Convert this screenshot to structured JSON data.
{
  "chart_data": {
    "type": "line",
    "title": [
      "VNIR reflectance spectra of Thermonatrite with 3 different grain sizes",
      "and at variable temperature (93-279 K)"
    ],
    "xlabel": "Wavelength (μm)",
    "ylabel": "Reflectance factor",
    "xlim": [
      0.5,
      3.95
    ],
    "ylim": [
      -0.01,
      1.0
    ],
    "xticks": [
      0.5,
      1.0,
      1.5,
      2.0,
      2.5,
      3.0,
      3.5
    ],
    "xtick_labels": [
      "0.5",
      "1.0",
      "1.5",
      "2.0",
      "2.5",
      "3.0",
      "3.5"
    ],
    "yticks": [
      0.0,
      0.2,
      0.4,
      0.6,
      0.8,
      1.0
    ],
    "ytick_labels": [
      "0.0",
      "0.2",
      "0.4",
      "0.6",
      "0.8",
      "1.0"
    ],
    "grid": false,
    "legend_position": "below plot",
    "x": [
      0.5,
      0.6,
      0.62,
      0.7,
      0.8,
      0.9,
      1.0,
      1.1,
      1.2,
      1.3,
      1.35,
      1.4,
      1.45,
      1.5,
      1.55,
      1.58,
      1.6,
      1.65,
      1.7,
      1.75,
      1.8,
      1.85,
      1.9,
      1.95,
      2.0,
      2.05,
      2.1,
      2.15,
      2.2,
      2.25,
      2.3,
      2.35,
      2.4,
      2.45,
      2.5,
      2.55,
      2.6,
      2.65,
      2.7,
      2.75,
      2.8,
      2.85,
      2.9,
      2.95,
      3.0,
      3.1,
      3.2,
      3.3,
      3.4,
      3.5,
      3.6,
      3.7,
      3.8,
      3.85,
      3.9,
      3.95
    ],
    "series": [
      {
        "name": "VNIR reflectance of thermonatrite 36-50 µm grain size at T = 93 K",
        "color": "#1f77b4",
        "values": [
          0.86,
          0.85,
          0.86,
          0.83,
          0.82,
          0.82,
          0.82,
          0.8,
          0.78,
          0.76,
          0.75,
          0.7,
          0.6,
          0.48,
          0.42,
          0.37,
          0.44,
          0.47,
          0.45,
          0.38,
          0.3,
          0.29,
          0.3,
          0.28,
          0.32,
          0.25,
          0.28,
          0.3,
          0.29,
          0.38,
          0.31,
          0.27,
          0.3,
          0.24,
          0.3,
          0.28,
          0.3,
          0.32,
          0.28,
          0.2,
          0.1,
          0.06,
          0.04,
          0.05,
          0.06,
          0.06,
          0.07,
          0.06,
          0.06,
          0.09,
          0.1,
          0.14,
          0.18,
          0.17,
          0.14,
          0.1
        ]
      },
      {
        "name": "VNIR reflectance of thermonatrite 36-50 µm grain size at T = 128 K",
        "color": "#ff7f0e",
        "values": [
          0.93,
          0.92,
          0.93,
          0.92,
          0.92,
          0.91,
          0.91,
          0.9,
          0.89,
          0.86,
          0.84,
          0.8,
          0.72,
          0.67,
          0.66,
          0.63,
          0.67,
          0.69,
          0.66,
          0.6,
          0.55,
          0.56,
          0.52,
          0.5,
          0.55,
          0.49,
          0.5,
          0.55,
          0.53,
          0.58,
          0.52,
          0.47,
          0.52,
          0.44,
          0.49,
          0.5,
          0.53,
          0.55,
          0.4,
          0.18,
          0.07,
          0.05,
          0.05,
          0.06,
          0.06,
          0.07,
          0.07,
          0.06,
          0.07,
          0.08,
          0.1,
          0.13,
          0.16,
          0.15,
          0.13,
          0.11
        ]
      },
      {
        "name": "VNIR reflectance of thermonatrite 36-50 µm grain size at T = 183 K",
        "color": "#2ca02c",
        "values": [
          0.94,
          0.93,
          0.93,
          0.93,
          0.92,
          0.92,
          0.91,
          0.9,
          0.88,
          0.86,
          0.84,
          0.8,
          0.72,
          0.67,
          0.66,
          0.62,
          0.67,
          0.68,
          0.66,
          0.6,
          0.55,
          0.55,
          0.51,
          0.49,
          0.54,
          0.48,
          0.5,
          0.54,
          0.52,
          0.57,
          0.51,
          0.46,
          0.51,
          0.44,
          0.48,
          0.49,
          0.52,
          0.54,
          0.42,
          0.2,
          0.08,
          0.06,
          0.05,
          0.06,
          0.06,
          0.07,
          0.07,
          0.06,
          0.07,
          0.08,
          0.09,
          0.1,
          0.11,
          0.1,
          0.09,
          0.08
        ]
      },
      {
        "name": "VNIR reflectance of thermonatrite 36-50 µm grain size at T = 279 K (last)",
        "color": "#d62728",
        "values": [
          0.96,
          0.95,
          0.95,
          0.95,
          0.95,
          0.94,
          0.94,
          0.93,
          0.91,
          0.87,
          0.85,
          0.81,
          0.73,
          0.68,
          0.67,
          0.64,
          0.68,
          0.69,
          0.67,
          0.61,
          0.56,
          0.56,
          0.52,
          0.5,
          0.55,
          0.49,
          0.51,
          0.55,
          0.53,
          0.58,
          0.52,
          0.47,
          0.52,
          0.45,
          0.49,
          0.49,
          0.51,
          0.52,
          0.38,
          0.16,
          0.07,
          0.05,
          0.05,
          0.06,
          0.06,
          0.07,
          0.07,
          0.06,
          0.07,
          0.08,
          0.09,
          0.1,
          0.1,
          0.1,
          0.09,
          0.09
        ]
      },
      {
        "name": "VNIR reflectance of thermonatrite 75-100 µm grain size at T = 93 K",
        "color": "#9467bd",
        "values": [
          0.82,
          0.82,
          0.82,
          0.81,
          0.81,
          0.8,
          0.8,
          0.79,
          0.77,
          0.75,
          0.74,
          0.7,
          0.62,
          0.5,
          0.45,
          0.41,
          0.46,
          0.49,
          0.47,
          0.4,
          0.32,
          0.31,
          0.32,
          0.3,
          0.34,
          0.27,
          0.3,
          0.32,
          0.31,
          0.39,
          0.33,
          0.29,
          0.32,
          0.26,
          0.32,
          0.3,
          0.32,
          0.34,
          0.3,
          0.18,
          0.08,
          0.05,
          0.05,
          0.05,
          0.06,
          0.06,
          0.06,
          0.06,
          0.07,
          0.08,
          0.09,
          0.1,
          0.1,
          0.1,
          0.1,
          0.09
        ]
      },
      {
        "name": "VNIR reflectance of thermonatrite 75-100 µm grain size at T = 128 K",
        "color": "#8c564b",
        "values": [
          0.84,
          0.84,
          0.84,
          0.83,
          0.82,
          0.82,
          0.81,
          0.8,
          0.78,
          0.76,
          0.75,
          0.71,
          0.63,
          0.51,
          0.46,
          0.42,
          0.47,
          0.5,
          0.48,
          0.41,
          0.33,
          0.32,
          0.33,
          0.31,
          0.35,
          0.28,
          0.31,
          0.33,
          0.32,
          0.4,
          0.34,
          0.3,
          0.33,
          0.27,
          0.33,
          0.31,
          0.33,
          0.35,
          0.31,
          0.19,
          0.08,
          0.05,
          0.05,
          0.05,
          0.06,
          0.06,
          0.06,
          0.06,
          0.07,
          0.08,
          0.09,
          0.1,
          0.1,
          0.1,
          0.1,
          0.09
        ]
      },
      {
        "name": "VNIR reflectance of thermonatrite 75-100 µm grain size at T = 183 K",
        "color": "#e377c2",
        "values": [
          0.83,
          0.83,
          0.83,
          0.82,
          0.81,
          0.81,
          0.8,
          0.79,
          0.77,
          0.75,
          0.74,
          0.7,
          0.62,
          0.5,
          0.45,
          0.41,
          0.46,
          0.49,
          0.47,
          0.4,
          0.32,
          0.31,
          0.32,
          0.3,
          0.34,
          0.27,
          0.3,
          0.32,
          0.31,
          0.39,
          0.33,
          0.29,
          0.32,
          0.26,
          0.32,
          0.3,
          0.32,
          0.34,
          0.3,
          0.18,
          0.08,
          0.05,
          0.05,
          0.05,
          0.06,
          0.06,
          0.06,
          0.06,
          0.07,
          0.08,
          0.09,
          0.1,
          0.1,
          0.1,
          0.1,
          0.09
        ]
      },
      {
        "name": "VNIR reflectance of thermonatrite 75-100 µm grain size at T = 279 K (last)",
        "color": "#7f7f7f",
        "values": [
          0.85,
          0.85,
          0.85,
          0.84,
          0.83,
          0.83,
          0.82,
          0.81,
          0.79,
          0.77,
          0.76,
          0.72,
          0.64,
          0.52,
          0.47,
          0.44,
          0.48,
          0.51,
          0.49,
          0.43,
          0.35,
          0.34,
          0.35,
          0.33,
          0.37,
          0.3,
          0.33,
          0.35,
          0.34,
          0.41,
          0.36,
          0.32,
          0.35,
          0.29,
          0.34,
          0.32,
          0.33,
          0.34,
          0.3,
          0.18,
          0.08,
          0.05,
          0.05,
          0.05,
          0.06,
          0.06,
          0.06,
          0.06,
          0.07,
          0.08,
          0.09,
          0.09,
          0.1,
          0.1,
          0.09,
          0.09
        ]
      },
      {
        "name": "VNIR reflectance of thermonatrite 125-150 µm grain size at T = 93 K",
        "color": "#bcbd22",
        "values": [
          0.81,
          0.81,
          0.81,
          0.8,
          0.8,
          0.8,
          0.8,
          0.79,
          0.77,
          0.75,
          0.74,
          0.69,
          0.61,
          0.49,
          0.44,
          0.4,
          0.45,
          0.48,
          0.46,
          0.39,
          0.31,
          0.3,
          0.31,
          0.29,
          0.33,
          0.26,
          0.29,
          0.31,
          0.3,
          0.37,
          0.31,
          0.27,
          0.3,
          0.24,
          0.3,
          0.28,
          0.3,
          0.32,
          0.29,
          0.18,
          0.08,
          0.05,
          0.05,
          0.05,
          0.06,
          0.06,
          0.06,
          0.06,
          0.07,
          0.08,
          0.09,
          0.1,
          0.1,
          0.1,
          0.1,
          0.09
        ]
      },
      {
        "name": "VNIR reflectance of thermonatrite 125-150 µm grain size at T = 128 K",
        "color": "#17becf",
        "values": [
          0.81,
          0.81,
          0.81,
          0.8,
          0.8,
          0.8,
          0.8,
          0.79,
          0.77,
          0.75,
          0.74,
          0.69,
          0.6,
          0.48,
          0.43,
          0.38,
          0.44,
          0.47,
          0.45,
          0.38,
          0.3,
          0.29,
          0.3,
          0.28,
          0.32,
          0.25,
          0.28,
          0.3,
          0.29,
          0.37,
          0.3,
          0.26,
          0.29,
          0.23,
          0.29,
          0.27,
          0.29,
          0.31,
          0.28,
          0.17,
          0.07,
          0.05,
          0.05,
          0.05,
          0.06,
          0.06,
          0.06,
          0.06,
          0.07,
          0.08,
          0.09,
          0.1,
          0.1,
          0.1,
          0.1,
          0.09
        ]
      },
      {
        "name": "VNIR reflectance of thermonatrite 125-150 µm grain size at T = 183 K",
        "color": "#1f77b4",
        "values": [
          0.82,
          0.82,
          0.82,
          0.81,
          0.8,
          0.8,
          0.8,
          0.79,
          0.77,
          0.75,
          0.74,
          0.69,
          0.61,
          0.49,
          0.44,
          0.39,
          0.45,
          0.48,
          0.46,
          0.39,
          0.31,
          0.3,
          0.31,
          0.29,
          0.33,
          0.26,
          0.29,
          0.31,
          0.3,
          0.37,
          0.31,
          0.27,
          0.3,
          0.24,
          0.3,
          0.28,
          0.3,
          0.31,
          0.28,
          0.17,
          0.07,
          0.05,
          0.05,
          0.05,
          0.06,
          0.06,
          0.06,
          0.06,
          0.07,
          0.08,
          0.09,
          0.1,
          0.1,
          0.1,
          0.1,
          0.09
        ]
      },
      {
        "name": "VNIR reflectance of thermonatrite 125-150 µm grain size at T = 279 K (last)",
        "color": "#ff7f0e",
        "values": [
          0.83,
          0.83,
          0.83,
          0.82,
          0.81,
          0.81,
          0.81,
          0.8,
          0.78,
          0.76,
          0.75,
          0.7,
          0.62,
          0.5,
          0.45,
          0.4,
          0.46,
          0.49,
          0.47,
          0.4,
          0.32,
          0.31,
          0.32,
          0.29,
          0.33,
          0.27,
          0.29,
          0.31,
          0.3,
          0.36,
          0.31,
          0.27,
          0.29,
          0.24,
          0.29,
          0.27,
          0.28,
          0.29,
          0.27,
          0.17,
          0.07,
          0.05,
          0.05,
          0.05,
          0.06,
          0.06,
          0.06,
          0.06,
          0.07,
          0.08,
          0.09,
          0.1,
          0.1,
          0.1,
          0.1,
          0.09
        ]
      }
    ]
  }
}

+===+

▸ **What this task involves**
Copy the lines from the entries above in which the word "color" appears.

▸ **Result of the exercise**
        "color": "#1f77b4",
        "color": "#ff7f0e",
        "color": "#2ca02c",
        "color": "#d62728",
        "color": "#9467bd",
        "color": "#8c564b",
        "color": "#e377c2",
        "color": "#7f7f7f",
        "color": "#bcbd22",
        "color": "#17becf",
        "color": "#1f77b4",
        "color": "#ff7f0e",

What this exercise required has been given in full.